#### Challenge
Repeat each entry in full, exactly.

(Rows from a dataset)

####################

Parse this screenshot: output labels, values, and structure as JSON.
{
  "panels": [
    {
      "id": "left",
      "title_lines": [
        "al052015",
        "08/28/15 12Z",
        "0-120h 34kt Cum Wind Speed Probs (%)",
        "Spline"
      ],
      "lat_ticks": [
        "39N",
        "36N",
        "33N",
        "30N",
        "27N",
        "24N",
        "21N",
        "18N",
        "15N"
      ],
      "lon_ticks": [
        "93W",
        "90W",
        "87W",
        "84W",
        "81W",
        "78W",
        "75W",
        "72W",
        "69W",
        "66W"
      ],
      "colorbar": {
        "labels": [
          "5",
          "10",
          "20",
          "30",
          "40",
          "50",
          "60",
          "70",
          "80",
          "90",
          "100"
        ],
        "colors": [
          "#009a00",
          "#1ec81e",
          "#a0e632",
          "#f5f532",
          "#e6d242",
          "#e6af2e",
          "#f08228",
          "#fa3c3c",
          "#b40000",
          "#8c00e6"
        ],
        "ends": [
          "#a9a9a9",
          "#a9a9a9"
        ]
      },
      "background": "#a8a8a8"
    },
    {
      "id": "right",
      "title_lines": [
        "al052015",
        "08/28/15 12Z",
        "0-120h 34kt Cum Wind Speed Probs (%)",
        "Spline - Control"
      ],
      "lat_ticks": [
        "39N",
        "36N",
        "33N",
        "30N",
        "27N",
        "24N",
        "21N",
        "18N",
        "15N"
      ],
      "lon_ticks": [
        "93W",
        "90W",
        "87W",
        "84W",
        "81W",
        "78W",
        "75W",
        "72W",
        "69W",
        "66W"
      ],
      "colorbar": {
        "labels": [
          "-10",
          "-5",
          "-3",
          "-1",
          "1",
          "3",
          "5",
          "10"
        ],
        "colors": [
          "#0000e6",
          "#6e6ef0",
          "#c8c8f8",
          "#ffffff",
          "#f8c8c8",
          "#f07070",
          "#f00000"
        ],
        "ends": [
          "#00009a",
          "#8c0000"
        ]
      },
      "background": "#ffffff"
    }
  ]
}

####################

#### Result for this exercise
Parse this screenshot: output labels, values, and structure as JSON.
{
  "panels": [
    {
      "id": "left",
      "title_lines": [
        "al052015",
        "08/28/15 12Z",
        "0-120h 34kt Cum Wind Speed Probs (%)",
        "Spline"
      ],
      "lat_ticks": [
        "39N",
        "36N",
        "33N",
        "30N",
        "27N",
        "24N",
        "21N",
        "18N",
        "15N"
      ],
      "lon_ticks": [
        "93W",
        "90W",
        "87W",
        "84W",
        "81W",
        "78W",
        "75W",
        "72W",
        "69W",
        "66W"
      ],
      "colorbar": {
        "labels": [
          "5",
          "10",
          "20",
          "30",
          "40",
          "50",
          "60",
          "70",
          "80",
          "90",
          "100"
        ],
        "colors": [
          "#009a00",
          "#1ec81e",
          "#a0e632",
          "#f5f532",
          "#e6d242",
          "#e6af2e",
          "#f08228",
          "#fa3c3c",
          "#b40000",
          "#8c00e6"
        ],
        "ends": [
          "#a9a9a9",
          "#a9a9a9"
        ]
      },
      "background": "#a8a8a8"
    },
    {
      "id": "right",
      "title_lines": [
        "al052015",
        "08/28/15 12Z",
        "0-120h 34kt Cum Wind Speed Probs (%)",
        "Spline - Control"
      ],
      "lat_ticks": [
        "39N",
        "36N",
        "33N",
        "30N",
        "27N",
        "24N",
        "21N",
        "18N",
        "15N"
      ],
      "lon_ticks": [
        "93W",
        "90W",
        "87W",
        "84W",
        "81W",
        "78W",
        "75W",
        "72W",
        "69W",
        "66W"
      ],
      "colorbar": {
        "labels": [
          "-10",
          "-5",
          "-3",
          "-1",
          "1",
          "3",
          "5",
          "10"
        ],
        "colors": [
          "#0000e6",
          "#6e6ef0",
          "#c8c8f8",
          "#ffffff",
          "#f8c8c8",
          "#f07070",
          "#f00000"
        ],
        "ends": [
          "#00009a",
          "#8c0000"
        ]
      },
      "background": "#ffffff"
    }
  ]
}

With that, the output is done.